_Extracts from a graphics dataset_
*-*-*

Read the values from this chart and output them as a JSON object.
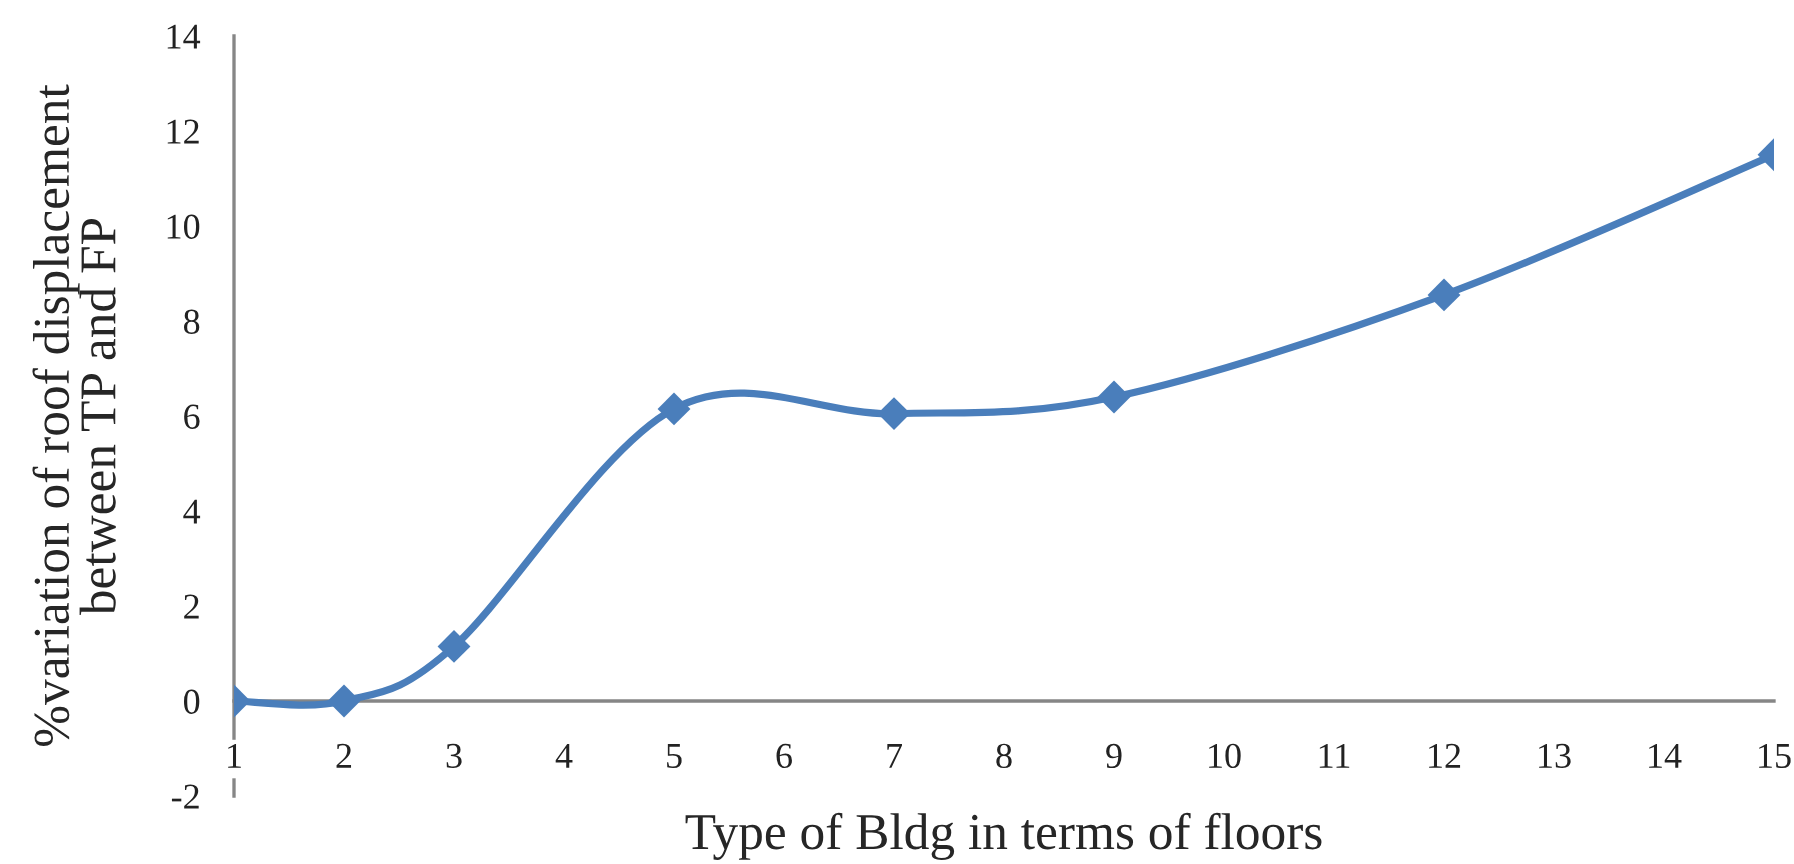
{
  "chart_data": {
    "type": "line",
    "xlabel": "Type of Bldg in terms of floors",
    "ylabel": "%variation of roof displacement\nbetween TP and FP",
    "x": [
      1,
      2,
      3,
      5,
      7,
      9,
      12,
      15
    ],
    "series": [
      {
        "color": "#4a7ebb",
        "values": [
          0,
          0,
          1.15,
          6.15,
          6.05,
          6.4,
          8.55,
          11.5
        ]
      }
    ],
    "xlim": [
      1,
      15
    ],
    "xticks": [
      1,
      2,
      3,
      4,
      5,
      6,
      7,
      8,
      9,
      10,
      11,
      12,
      13,
      14,
      15
    ],
    "ylim": [
      -2,
      14
    ],
    "yticks": [
      -2,
      0,
      2,
      4,
      6,
      8,
      10,
      12,
      14
    ],
    "grid": false,
    "marker": "diamond",
    "line_style": "solid"
  }
}
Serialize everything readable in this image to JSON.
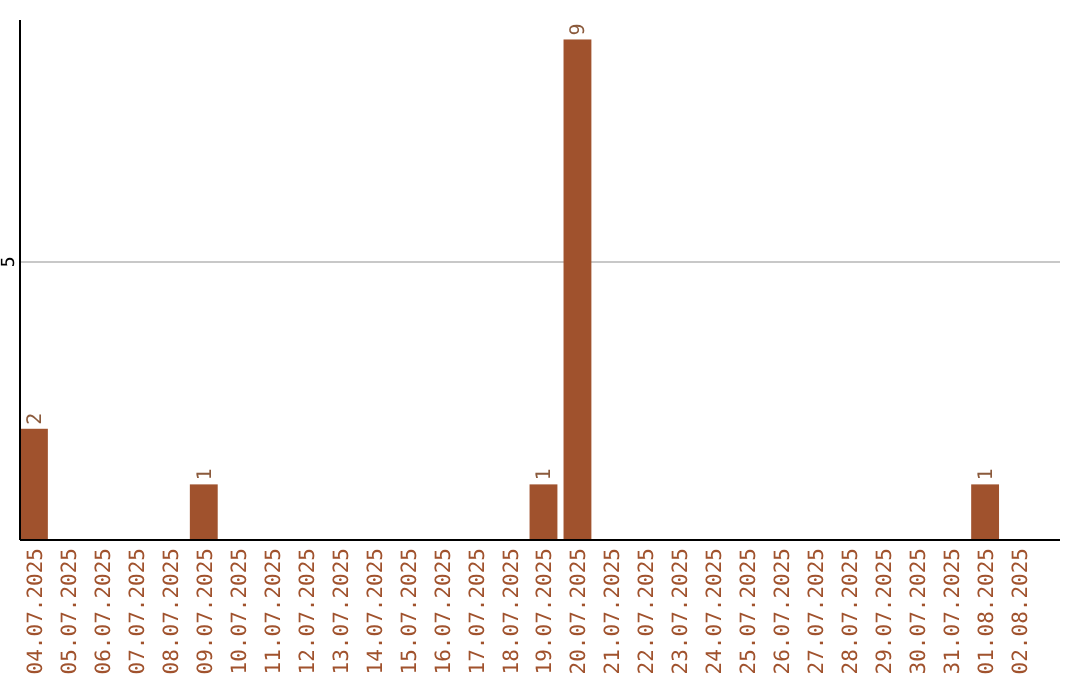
{
  "chart_data": {
    "type": "bar",
    "categories": [
      "04.07.2025",
      "05.07.2025",
      "06.07.2025",
      "07.07.2025",
      "08.07.2025",
      "09.07.2025",
      "10.07.2025",
      "11.07.2025",
      "12.07.2025",
      "13.07.2025",
      "14.07.2025",
      "15.07.2025",
      "16.07.2025",
      "17.07.2025",
      "18.07.2025",
      "19.07.2025",
      "20.07.2025",
      "21.07.2025",
      "22.07.2025",
      "23.07.2025",
      "24.07.2025",
      "25.07.2025",
      "26.07.2025",
      "27.07.2025",
      "28.07.2025",
      "29.07.2025",
      "30.07.2025",
      "31.07.2025",
      "01.08.2025",
      "02.08.2025"
    ],
    "values": [
      2,
      0,
      0,
      0,
      0,
      1,
      0,
      0,
      0,
      0,
      0,
      0,
      0,
      0,
      0,
      1,
      9,
      0,
      0,
      0,
      0,
      0,
      0,
      0,
      0,
      0,
      0,
      0,
      1,
      0
    ],
    "value_labels": [
      "2",
      null,
      null,
      null,
      null,
      "1",
      null,
      null,
      null,
      null,
      null,
      null,
      null,
      null,
      null,
      "1",
      "9",
      null,
      null,
      null,
      null,
      null,
      null,
      null,
      null,
      null,
      null,
      null,
      "1",
      null
    ],
    "color": "#a0522d",
    "ylim": [
      0,
      9.35
    ],
    "yticks": [
      5
    ],
    "grid": "y"
  }
}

*-*-*

_Objective_
Leave the pictures out and reproduce each record exactly as written.

_Exercise response_
Read the values from this chart and output them as a JSON object.
{
  "chart_data": {
    "type": "line",
    "xlabel": "Type of Bldg in terms of floors",
    "ylabel": "%variation of roof displacement\nbetween TP and FP",
    "x": [
      1,
      2,
      3,
      5,
      7,
      9,
      12,
      15
    ],
    "series": [
      {
        "color": "#4a7ebb",
        "values": [
          0,
          0,
          1.15,
          6.15,
          6.05,
          6.4,
          8.55,
          11.5
        ]
      }
    ],
    "xlim": [
      1,
      15
    ],
    "xticks": [
      1,
      2,
      3,
      4,
      5,
      6,
      7,
      8,
      9,
      10,
      11,
      12,
      13,
      14,
      15
    ],
    "ylim": [
      -2,
      14
    ],
    "yticks": [
      -2,
      0,
      2,
      4,
      6,
      8,
      10,
      12,
      14
    ],
    "grid": false,
    "marker": "diamond",
    "line_style": "solid"
  }
}
Serialize everything readable in this image to JSON.
{
  "chart_data": {
    "type": "bar",
    "categories": [
      "04.07.2025",
      "05.07.2025",
      "06.07.2025",
      "07.07.2025",
      "08.07.2025",
      "09.07.2025",
      "10.07.2025",
      "11.07.2025",
      "12.07.2025",
      "13.07.2025",
      "14.07.2025",
      "15.07.2025",
      "16.07.2025",
      "17.07.2025",
      "18.07.2025",
      "19.07.2025",
      "20.07.2025",
      "21.07.2025",
      "22.07.2025",
      "23.07.2025",
      "24.07.2025",
      "25.07.2025",
      "26.07.2025",
      "27.07.2025",
      "28.07.2025",
      "29.07.2025",
      "30.07.2025",
      "31.07.2025",
      "01.08.2025",
      "02.08.2025"
    ],
    "values": [
      2,
      0,
      0,
      0,
      0,
      1,
      0,
      0,
      0,
      0,
      0,
      0,
      0,
      0,
      0,
      1,
      9,
      0,
      0,
      0,
      0,
      0,
      0,
      0,
      0,
      0,
      0,
      0,
      1,
      0
    ],
    "value_labels": [
      "2",
      null,
      null,
      null,
      null,
      "1",
      null,
      null,
      null,
      null,
      null,
      null,
      null,
      null,
      null,
      "1",
      "9",
      null,
      null,
      null,
      null,
      null,
      null,
      null,
      null,
      null,
      null,
      null,
      "1",
      null
    ],
    "color": "#a0522d",
    "ylim": [
      0,
      9.35
    ],
    "yticks": [
      5
    ],
    "grid": "y"
  }
}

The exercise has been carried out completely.